** To do **
Identify the lines that contain the string "transform", then copy each of them.

Collected data:
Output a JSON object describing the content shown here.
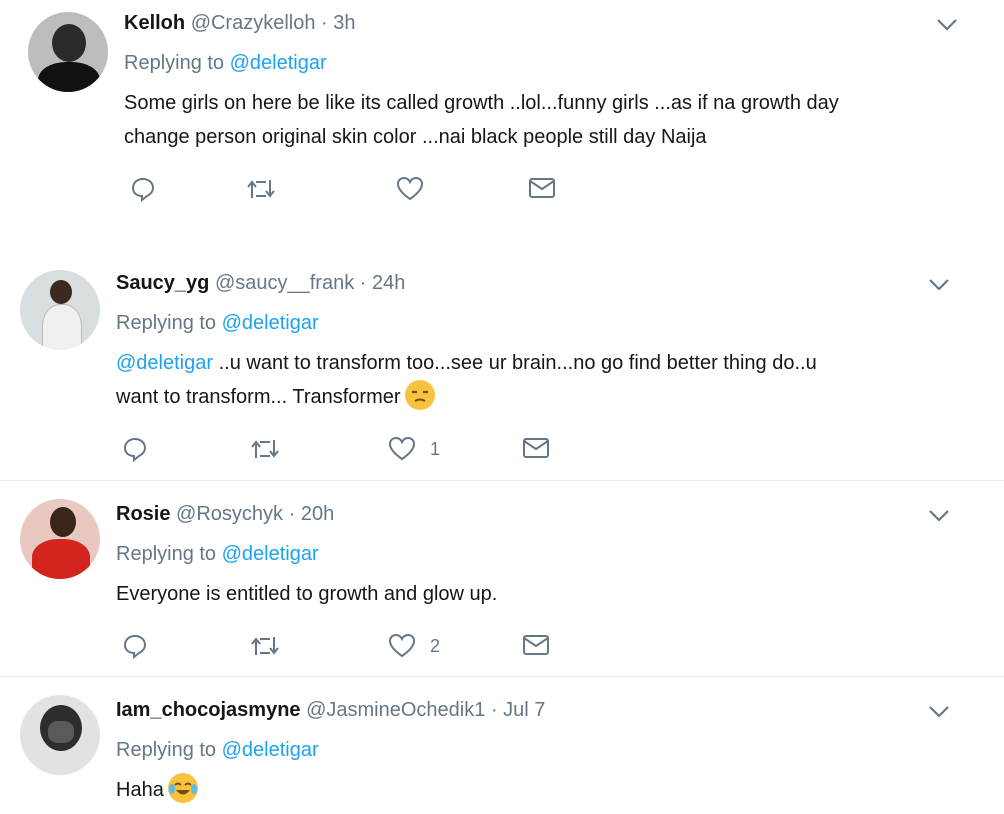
{
  "tweets": [
    {
      "name": "Kelloh",
      "handle": "@Crazykelloh",
      "dot": "·",
      "time": "3h",
      "replying_label": "Replying to",
      "replying_to": "@deletigar",
      "text_lines": [
        "Some girls on here be like its called growth ..lol...funny girls ...as if na growth day",
        "change person original skin color ...nai black people still day Naija"
      ],
      "like_count": ""
    },
    {
      "name": "Saucy_yg",
      "handle": "@saucy__frank",
      "dot": "·",
      "time": "24h",
      "replying_label": "Replying to",
      "replying_to": "@deletigar",
      "text_mention": "@deletigar",
      "text_line1_rest": " ..u want to transform too...see ur brain...no go find better thing do..u",
      "text_line2": "want to transform... Transformer",
      "like_count": "1"
    },
    {
      "name": "Rosie",
      "handle": "@Rosychyk",
      "dot": "·",
      "time": "20h",
      "replying_label": "Replying to",
      "replying_to": "@deletigar",
      "text": "Everyone is entitled to growth and glow up.",
      "like_count": "2"
    },
    {
      "name": "Iam_chocojasmyne",
      "handle": "@JasmineOchedik1",
      "dot": "·",
      "time": "Jul 7",
      "replying_label": "Replying to",
      "replying_to": "@deletigar",
      "text": "Haha",
      "like_count": ""
    }
  ],
  "icons": {
    "reply": "reply-icon",
    "retweet": "retweet-icon",
    "like": "heart-icon",
    "dm": "envelope-icon",
    "more": "chevron-down-icon"
  },
  "colors": {
    "link": "#1da1f2",
    "secondary": "#657786",
    "text": "#14171a",
    "divider": "#e6ecf0"
  }
}
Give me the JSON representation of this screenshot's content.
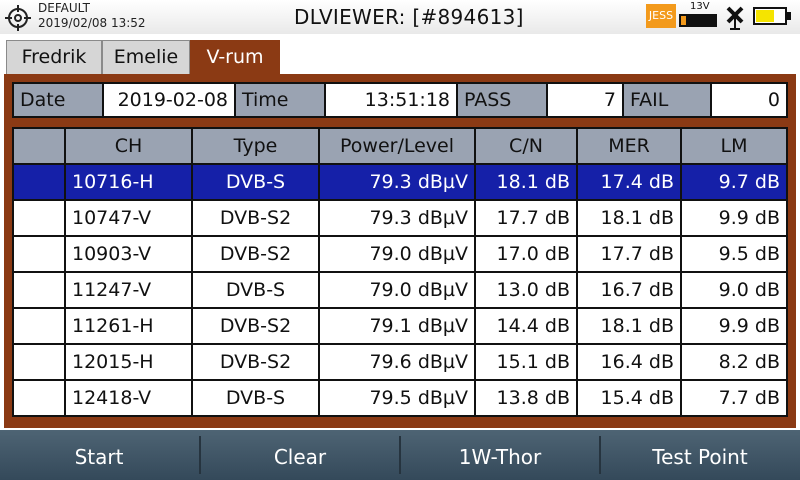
{
  "status_bar": {
    "profile": "DEFAULT",
    "datetime": "2019/02/08 13:52",
    "title": "DLVIEWER: [#894613]",
    "jess_badge": "JESS",
    "voltage": "13V",
    "voltage_level": 0.15,
    "battery_level": 0.65,
    "icons": [
      "crosshair-icon",
      "satellite-icon",
      "battery-icon"
    ]
  },
  "tabs": [
    {
      "label": "Fredrik",
      "active": false
    },
    {
      "label": "Emelie",
      "active": false
    },
    {
      "label": "V-rum",
      "active": true
    }
  ],
  "info": {
    "date_label": "Date",
    "date_value": "2019-02-08",
    "time_label": "Time",
    "time_value": "13:51:18",
    "pass_label": "PASS",
    "pass_value": "7",
    "fail_label": "FAIL",
    "fail_value": "0"
  },
  "table": {
    "headers": [
      "",
      "CH",
      "Type",
      "Power/Level",
      "C/N",
      "MER",
      "LM"
    ],
    "rows": [
      {
        "ch": "10716-H",
        "type": "DVB-S",
        "power": "79.3 dBµV",
        "cn": "18.1 dB",
        "mer": "17.4 dB",
        "lm": "9.7 dB",
        "selected": true
      },
      {
        "ch": "10747-V",
        "type": "DVB-S2",
        "power": "79.3 dBµV",
        "cn": "17.7 dB",
        "mer": "18.1 dB",
        "lm": "9.9 dB",
        "selected": false
      },
      {
        "ch": "10903-V",
        "type": "DVB-S2",
        "power": "79.0 dBµV",
        "cn": "17.0 dB",
        "mer": "17.7 dB",
        "lm": "9.5 dB",
        "selected": false
      },
      {
        "ch": "11247-V",
        "type": "DVB-S",
        "power": "79.0 dBµV",
        "cn": "13.0 dB",
        "mer": "16.7 dB",
        "lm": "9.0 dB",
        "selected": false
      },
      {
        "ch": "11261-H",
        "type": "DVB-S2",
        "power": "79.1 dBµV",
        "cn": "14.4 dB",
        "mer": "18.1 dB",
        "lm": "9.9 dB",
        "selected": false
      },
      {
        "ch": "12015-H",
        "type": "DVB-S2",
        "power": "79.6 dBµV",
        "cn": "15.1 dB",
        "mer": "16.4 dB",
        "lm": "8.2 dB",
        "selected": false
      },
      {
        "ch": "12418-V",
        "type": "DVB-S",
        "power": "79.5 dBµV",
        "cn": "13.8 dB",
        "mer": "15.4 dB",
        "lm": "7.7 dB",
        "selected": false
      }
    ]
  },
  "softkeys": [
    "Start",
    "Clear",
    "1W-Thor",
    "Test Point"
  ],
  "colors": {
    "accent": "#8b3a14",
    "selection": "#1520a8",
    "header": "#9aa3b2",
    "jess": "#f39a1c",
    "battery": "#f5e400",
    "softkey_bar": "#3f5566"
  }
}
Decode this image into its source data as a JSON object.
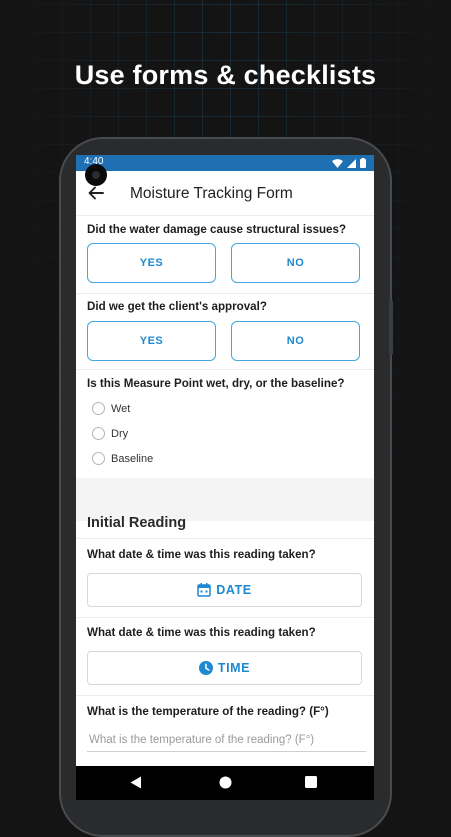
{
  "promo": {
    "headline": "Use forms & checklists"
  },
  "status_bar": {
    "time": "4:40"
  },
  "app_bar": {
    "title": "Moisture Tracking Form"
  },
  "form": {
    "q1": {
      "label": "Did the water damage cause structural issues?",
      "yes": "YES",
      "no": "NO"
    },
    "q2": {
      "label": "Did we get the client's approval?",
      "yes": "YES",
      "no": "NO"
    },
    "q3": {
      "label": "Is this Measure Point wet, dry, or the baseline?",
      "options": [
        "Wet",
        "Dry",
        "Baseline"
      ]
    },
    "section": {
      "title": "Initial Reading"
    },
    "q4": {
      "label": "What date & time was this reading taken?",
      "button": "DATE"
    },
    "q5": {
      "label": "What date & time was this reading taken?",
      "button": "TIME"
    },
    "q6": {
      "label": "What is the temperature of the reading? (F°)",
      "placeholder": "What is the temperature of the reading? (F°)"
    }
  },
  "colors": {
    "accent": "#1e88d0",
    "status_bar": "#1f6fb3",
    "outline": "#46a6e3"
  },
  "icons": {
    "back": "arrow-left-icon",
    "date": "calendar-icon",
    "time": "clock-icon",
    "nav": [
      "back-triangle-icon",
      "home-circle-icon",
      "recents-square-icon"
    ]
  }
}
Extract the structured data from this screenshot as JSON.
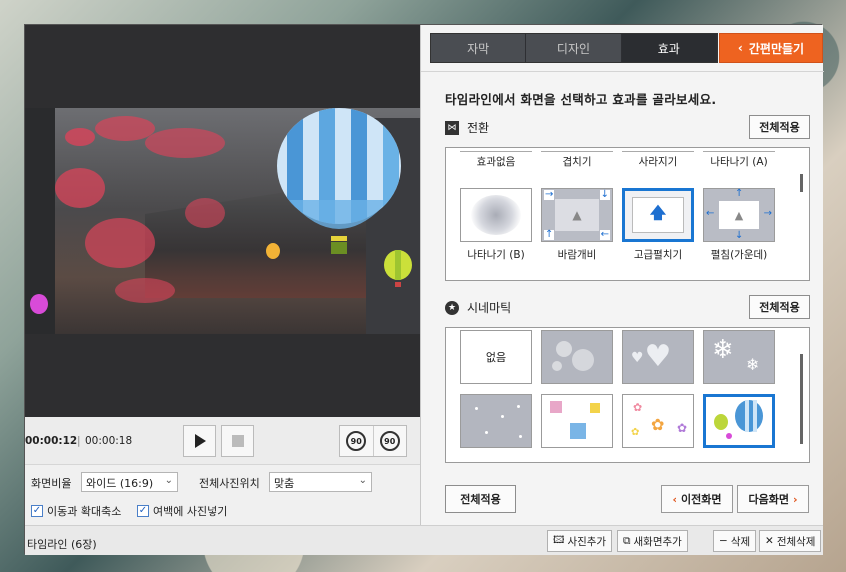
{
  "player": {
    "current_time": "00:00:12",
    "separator": "|",
    "total_time": "00:00:18",
    "rotate_left_label": "90",
    "rotate_right_label": "90"
  },
  "options": {
    "aspect_label": "화면비율",
    "aspect_value": "와이드 (16:9)",
    "photo_pos_label": "전체사진위치",
    "photo_pos_value": "맞춤",
    "move_zoom_label": "이동과 확대축소",
    "move_zoom_checked": true,
    "fill_margin_label": "여백에 사진넣기",
    "fill_margin_checked": true
  },
  "status": {
    "timeline_label": "타임라인 (6장)",
    "add_photo": "사진추가",
    "add_new_screen": "새화면추가",
    "delete": "삭제",
    "delete_all": "전체삭제"
  },
  "tabs": [
    {
      "label": "자막",
      "active": false
    },
    {
      "label": "디자인",
      "active": false
    },
    {
      "label": "효과",
      "active": true
    }
  ],
  "quick_make": "간편만들기",
  "instruction": "타임라인에서 화면을 선택하고 효과를 골라보세요.",
  "transition": {
    "title": "전환",
    "apply_all": "전체적용",
    "top_labels": [
      "효과없음",
      "겹치기",
      "사라지기",
      "나타나기 (A)"
    ],
    "items": [
      {
        "label": "나타나기 (B)",
        "icon": "radial-fade-icon",
        "selected": false
      },
      {
        "label": "바람개비",
        "icon": "pinwheel-icon",
        "selected": false
      },
      {
        "label": "고급펼치기",
        "icon": "page-unfold-icon",
        "selected": true
      },
      {
        "label": "펼침(가운데)",
        "icon": "expand-center-icon",
        "selected": false
      }
    ]
  },
  "cinematic": {
    "title": "시네마틱",
    "apply_all": "전체적용",
    "items": [
      {
        "label": "없음",
        "icon": "none",
        "selected": false
      },
      {
        "label": "",
        "icon": "bubbles-icon",
        "selected": false
      },
      {
        "label": "",
        "icon": "hearts-icon",
        "selected": false
      },
      {
        "label": "",
        "icon": "snowflake-icon",
        "selected": false
      },
      {
        "label": "",
        "icon": "dots-icon",
        "selected": false
      },
      {
        "label": "",
        "icon": "gifts-icon",
        "selected": false
      },
      {
        "label": "",
        "icon": "flowers-icon",
        "selected": false
      },
      {
        "label": "",
        "icon": "balloons-icon",
        "selected": true
      }
    ]
  },
  "footer": {
    "apply_all": "전체적용",
    "prev": "이전화면",
    "next": "다음화면"
  },
  "colors": {
    "accent_orange": "#ee6320",
    "selection_blue": "#1976d2",
    "tab_dark": "#2b2d31"
  }
}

** The reply **
      "text_line1_rest": " ..u want to transform too...see ur brain...no go find better thing do..u",
      "text_line2": "want to transform... Transformer",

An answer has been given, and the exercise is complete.